──────── EXERCISE MATERIAL

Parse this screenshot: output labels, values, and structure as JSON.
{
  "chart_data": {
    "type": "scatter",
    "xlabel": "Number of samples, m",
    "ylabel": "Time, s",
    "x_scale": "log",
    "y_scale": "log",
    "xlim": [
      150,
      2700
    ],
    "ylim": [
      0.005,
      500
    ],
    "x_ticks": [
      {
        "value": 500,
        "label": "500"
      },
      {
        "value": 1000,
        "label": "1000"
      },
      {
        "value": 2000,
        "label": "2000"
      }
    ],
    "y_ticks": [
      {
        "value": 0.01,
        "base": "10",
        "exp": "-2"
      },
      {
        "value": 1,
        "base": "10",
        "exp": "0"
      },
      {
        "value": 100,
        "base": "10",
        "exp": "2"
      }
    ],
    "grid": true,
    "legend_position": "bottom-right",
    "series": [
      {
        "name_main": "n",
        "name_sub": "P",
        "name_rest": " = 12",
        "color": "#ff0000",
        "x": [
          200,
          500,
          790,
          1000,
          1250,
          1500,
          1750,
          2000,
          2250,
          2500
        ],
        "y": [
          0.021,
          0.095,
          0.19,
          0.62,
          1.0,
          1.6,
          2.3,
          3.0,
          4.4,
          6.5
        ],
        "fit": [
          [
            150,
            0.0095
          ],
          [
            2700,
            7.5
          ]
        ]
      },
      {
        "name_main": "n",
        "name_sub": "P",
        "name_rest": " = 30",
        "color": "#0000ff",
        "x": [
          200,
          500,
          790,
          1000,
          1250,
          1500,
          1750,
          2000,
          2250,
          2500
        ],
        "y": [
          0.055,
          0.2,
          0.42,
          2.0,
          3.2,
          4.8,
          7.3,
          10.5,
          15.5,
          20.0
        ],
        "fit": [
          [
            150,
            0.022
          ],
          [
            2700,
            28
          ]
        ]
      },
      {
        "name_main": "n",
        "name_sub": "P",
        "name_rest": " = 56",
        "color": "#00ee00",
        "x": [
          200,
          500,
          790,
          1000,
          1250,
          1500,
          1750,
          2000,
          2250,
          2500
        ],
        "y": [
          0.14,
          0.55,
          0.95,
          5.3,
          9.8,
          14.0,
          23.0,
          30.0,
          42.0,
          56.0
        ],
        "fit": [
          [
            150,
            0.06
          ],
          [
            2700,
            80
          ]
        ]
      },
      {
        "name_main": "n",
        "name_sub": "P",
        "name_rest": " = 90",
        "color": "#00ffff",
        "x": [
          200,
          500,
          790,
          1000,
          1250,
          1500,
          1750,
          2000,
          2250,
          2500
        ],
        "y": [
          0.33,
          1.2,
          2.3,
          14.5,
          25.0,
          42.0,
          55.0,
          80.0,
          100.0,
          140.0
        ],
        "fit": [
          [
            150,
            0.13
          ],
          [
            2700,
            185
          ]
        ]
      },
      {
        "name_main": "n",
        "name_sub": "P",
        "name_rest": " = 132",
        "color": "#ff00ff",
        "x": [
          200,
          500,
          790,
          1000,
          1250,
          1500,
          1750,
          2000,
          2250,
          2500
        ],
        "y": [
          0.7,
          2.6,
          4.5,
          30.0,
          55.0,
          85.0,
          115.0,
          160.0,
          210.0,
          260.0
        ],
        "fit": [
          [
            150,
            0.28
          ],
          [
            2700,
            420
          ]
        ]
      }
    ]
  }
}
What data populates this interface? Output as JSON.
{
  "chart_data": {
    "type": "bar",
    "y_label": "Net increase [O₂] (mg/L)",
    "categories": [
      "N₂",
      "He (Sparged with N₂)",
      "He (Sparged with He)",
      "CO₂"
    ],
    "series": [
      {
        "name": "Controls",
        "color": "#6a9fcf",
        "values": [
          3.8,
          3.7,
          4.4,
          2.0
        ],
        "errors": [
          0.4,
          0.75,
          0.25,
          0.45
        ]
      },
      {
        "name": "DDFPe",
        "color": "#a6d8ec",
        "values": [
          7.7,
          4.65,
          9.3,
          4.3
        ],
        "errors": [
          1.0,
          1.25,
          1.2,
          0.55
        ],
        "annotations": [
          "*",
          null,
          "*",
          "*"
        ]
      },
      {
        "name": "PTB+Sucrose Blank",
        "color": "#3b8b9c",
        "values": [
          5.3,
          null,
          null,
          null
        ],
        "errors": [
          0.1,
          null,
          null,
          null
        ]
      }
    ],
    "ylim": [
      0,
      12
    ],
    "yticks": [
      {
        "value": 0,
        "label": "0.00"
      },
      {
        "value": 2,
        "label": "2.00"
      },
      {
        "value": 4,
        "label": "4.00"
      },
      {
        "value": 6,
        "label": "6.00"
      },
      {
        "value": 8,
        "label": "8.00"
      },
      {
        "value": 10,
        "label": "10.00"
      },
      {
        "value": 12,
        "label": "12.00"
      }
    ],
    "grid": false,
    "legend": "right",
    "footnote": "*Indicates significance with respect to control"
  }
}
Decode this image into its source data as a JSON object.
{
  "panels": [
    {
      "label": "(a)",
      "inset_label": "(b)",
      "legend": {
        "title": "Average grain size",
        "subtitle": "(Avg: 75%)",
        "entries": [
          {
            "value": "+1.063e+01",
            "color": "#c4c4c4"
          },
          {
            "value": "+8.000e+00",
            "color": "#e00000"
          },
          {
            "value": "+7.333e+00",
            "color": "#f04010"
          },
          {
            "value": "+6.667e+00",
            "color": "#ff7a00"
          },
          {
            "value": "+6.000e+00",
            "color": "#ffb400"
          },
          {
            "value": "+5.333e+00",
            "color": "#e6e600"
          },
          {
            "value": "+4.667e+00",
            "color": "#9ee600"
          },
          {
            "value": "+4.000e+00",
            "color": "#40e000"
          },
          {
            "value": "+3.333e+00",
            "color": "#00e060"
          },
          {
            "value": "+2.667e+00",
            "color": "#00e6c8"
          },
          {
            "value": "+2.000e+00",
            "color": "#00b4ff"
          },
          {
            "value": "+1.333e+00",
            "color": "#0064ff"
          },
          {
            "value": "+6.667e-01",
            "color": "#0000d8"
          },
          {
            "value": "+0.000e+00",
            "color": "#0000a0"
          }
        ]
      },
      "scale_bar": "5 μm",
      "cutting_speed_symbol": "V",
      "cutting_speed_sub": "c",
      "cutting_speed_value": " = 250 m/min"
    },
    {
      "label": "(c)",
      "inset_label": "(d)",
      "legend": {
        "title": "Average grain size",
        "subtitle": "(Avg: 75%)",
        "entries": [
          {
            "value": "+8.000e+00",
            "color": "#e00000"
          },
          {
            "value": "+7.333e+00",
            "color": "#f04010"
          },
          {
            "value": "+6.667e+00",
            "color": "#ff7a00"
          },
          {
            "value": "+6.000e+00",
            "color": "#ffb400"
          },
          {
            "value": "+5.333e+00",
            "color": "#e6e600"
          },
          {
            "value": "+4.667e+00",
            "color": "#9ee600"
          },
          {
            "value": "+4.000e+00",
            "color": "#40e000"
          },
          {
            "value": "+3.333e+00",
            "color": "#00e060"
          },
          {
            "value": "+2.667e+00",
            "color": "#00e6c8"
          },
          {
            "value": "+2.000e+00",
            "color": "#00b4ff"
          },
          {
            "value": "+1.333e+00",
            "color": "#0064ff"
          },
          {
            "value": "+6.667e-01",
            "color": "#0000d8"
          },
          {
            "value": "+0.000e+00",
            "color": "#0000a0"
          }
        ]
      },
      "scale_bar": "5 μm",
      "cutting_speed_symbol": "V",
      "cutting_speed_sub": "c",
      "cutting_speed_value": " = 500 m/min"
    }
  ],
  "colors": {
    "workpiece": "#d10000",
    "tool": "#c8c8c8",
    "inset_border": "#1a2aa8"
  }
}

────────────────

WHAT TO PRODUCE →
Copy each line of the data above without altering a single character.

RESULT OF THE EXERCISE →
Parse this screenshot: output labels, values, and structure as JSON.
{
  "chart_data": {
    "type": "scatter",
    "xlabel": "Number of samples, m",
    "ylabel": "Time, s",
    "x_scale": "log",
    "y_scale": "log",
    "xlim": [
      150,
      2700
    ],
    "ylim": [
      0.005,
      500
    ],
    "x_ticks": [
      {
        "value": 500,
        "label": "500"
      },
      {
        "value": 1000,
        "label": "1000"
      },
      {
        "value": 2000,
        "label": "2000"
      }
    ],
    "y_ticks": [
      {
        "value": 0.01,
        "base": "10",
        "exp": "-2"
      },
      {
        "value": 1,
        "base": "10",
        "exp": "0"
      },
      {
        "value": 100,
        "base": "10",
        "exp": "2"
      }
    ],
    "grid": true,
    "legend_position": "bottom-right",
    "series": [
      {
        "name_main": "n",
        "name_sub": "P",
        "name_rest": " = 12",
        "color": "#ff0000",
        "x": [
          200,
          500,
          790,
          1000,
          1250,
          1500,
          1750,
          2000,
          2250,
          2500
        ],
        "y": [
          0.021,
          0.095,
          0.19,
          0.62,
          1.0,
          1.6,
          2.3,
          3.0,
          4.4,
          6.5
        ],
        "fit": [
          [
            150,
            0.0095
          ],
          [
            2700,
            7.5
          ]
        ]
      },
      {
        "name_main": "n",
        "name_sub": "P",
        "name_rest": " = 30",
        "color": "#0000ff",
        "x": [
          200,
          500,
          790,
          1000,
          1250,
          1500,
          1750,
          2000,
          2250,
          2500
        ],
        "y": [
          0.055,
          0.2,
          0.42,
          2.0,
          3.2,
          4.8,
          7.3,
          10.5,
          15.5,
          20.0
        ],
        "fit": [
          [
            150,
            0.022
          ],
          [
            2700,
            28
          ]
        ]
      },
      {
        "name_main": "n",
        "name_sub": "P",
        "name_rest": " = 56",
        "color": "#00ee00",
        "x": [
          200,
          500,
          790,
          1000,
          1250,
          1500,
          1750,
          2000,
          2250,
          2500
        ],
        "y": [
          0.14,
          0.55,
          0.95,
          5.3,
          9.8,
          14.0,
          23.0,
          30.0,
          42.0,
          56.0
        ],
        "fit": [
          [
            150,
            0.06
          ],
          [
            2700,
            80
          ]
        ]
      },
      {
        "name_main": "n",
        "name_sub": "P",
        "name_rest": " = 90",
        "color": "#00ffff",
        "x": [
          200,
          500,
          790,
          1000,
          1250,
          1500,
          1750,
          2000,
          2250,
          2500
        ],
        "y": [
          0.33,
          1.2,
          2.3,
          14.5,
          25.0,
          42.0,
          55.0,
          80.0,
          100.0,
          140.0
        ],
        "fit": [
          [
            150,
            0.13
          ],
          [
            2700,
            185
          ]
        ]
      },
      {
        "name_main": "n",
        "name_sub": "P",
        "name_rest": " = 132",
        "color": "#ff00ff",
        "x": [
          200,
          500,
          790,
          1000,
          1250,
          1500,
          1750,
          2000,
          2250,
          2500
        ],
        "y": [
          0.7,
          2.6,
          4.5,
          30.0,
          55.0,
          85.0,
          115.0,
          160.0,
          210.0,
          260.0
        ],
        "fit": [
          [
            150,
            0.28
          ],
          [
            2700,
            420
          ]
        ]
      }
    ]
  }
}
What data populates this interface? Output as JSON.
{
  "chart_data": {
    "type": "bar",
    "y_label": "Net increase [O₂] (mg/L)",
    "categories": [
      "N₂",
      "He (Sparged with N₂)",
      "He (Sparged with He)",
      "CO₂"
    ],
    "series": [
      {
        "name": "Controls",
        "color": "#6a9fcf",
        "values": [
          3.8,
          3.7,
          4.4,
          2.0
        ],
        "errors": [
          0.4,
          0.75,
          0.25,
          0.45
        ]
      },
      {
        "name": "DDFPe",
        "color": "#a6d8ec",
        "values": [
          7.7,
          4.65,
          9.3,
          4.3
        ],
        "errors": [
          1.0,
          1.25,
          1.2,
          0.55
        ],
        "annotations": [
          "*",
          null,
          "*",
          "*"
        ]
      },
      {
        "name": "PTB+Sucrose Blank",
        "color": "#3b8b9c",
        "values": [
          5.3,
          null,
          null,
          null
        ],
        "errors": [
          0.1,
          null,
          null,
          null
        ]
      }
    ],
    "ylim": [
      0,
      12
    ],
    "yticks": [
      {
        "value": 0,
        "label": "0.00"
      },
      {
        "value": 2,
        "label": "2.00"
      },
      {
        "value": 4,
        "label": "4.00"
      },
      {
        "value": 6,
        "label": "6.00"
      },
      {
        "value": 8,
        "label": "8.00"
      },
      {
        "value": 10,
        "label": "10.00"
      },
      {
        "value": 12,
        "label": "12.00"
      }
    ],
    "grid": false,
    "legend": "right",
    "footnote": "*Indicates significance with respect to control"
  }
}
Decode this image into its source data as a JSON object.
{
  "panels": [
    {
      "label": "(a)",
      "inset_label": "(b)",
      "legend": {
        "title": "Average grain size",
        "subtitle": "(Avg: 75%)",
        "entries": [
          {
            "value": "+1.063e+01",
            "color": "#c4c4c4"
          },
          {
            "value": "+8.000e+00",
            "color": "#e00000"
          },
          {
            "value": "+7.333e+00",
            "color": "#f04010"
          },
          {
            "value": "+6.667e+00",
            "color": "#ff7a00"
          },
          {
            "value": "+6.000e+00",
            "color": "#ffb400"
          },
          {
            "value": "+5.333e+00",
            "color": "#e6e600"
          },
          {
            "value": "+4.667e+00",
            "color": "#9ee600"
          },
          {
            "value": "+4.000e+00",
            "color": "#40e000"
          },
          {
            "value": "+3.333e+00",
            "color": "#00e060"
          },
          {
            "value": "+2.667e+00",
            "color": "#00e6c8"
          },
          {
            "value": "+2.000e+00",
            "color": "#00b4ff"
          },
          {
            "value": "+1.333e+00",
            "color": "#0064ff"
          },
          {
            "value": "+6.667e-01",
            "color": "#0000d8"
          },
          {
            "value": "+0.000e+00",
            "color": "#0000a0"
          }
        ]
      },
      "scale_bar": "5 μm",
      "cutting_speed_symbol": "V",
      "cutting_speed_sub": "c",
      "cutting_speed_value": " = 250 m/min"
    },
    {
      "label": "(c)",
      "inset_label": "(d)",
      "legend": {
        "title": "Average grain size",
        "subtitle": "(Avg: 75%)",
        "entries": [
          {
            "value": "+8.000e+00",
            "color": "#e00000"
          },
          {
            "value": "+7.333e+00",
            "color": "#f04010"
          },
          {
            "value": "+6.667e+00",
            "color": "#ff7a00"
          },
          {
            "value": "+6.000e+00",
            "color": "#ffb400"
          },
          {
            "value": "+5.333e+00",
            "color": "#e6e600"
          },
          {
            "value": "+4.667e+00",
            "color": "#9ee600"
          },
          {
            "value": "+4.000e+00",
            "color": "#40e000"
          },
          {
            "value": "+3.333e+00",
            "color": "#00e060"
          },
          {
            "value": "+2.667e+00",
            "color": "#00e6c8"
          },
          {
            "value": "+2.000e+00",
            "color": "#00b4ff"
          },
          {
            "value": "+1.333e+00",
            "color": "#0064ff"
          },
          {
            "value": "+6.667e-01",
            "color": "#0000d8"
          },
          {
            "value": "+0.000e+00",
            "color": "#0000a0"
          }
        ]
      },
      "scale_bar": "5 μm",
      "cutting_speed_symbol": "V",
      "cutting_speed_sub": "c",
      "cutting_speed_value": " = 500 m/min"
    }
  ],
  "colors": {
    "workpiece": "#d10000",
    "tool": "#c8c8c8",
    "inset_border": "#1a2aa8"
  }
}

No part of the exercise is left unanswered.